Goal ▸ State how many lines include "mean", giving the number by itself.

------------

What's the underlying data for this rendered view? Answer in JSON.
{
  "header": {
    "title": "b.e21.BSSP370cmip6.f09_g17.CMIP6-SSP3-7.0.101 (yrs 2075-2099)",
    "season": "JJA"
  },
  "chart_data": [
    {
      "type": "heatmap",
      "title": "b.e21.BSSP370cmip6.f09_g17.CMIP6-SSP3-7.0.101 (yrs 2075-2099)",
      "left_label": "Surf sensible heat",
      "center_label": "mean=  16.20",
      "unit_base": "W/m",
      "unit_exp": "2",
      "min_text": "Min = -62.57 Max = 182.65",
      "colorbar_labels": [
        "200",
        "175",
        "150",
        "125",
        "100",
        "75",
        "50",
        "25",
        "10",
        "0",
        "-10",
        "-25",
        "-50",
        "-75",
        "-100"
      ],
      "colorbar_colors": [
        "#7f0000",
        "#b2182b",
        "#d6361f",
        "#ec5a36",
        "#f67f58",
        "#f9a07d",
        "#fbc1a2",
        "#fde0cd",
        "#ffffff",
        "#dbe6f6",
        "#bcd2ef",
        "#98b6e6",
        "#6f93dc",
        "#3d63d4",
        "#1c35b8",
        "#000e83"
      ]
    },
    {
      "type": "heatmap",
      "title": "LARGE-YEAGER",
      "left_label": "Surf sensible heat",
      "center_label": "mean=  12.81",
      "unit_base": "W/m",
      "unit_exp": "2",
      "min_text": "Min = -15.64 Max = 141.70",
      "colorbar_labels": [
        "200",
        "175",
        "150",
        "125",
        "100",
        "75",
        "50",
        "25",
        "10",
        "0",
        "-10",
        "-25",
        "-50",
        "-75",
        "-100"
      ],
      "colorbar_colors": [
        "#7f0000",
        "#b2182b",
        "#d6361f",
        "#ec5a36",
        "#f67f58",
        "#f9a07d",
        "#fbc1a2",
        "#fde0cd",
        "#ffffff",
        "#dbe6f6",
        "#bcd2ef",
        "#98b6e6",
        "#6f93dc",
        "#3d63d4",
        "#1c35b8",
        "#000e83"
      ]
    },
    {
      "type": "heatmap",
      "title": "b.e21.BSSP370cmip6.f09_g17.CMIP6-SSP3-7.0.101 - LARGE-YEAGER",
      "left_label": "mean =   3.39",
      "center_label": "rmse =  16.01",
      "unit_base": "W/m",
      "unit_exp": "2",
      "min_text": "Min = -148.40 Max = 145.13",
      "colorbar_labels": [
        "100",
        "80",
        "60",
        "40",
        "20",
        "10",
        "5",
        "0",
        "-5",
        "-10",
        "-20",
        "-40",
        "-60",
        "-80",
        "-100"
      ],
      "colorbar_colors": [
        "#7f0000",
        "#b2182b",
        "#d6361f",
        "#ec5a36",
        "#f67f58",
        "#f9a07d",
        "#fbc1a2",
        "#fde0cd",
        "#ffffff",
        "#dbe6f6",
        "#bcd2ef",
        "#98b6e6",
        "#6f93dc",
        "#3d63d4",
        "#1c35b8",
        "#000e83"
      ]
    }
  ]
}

------------

Result for this exercise ▸ 3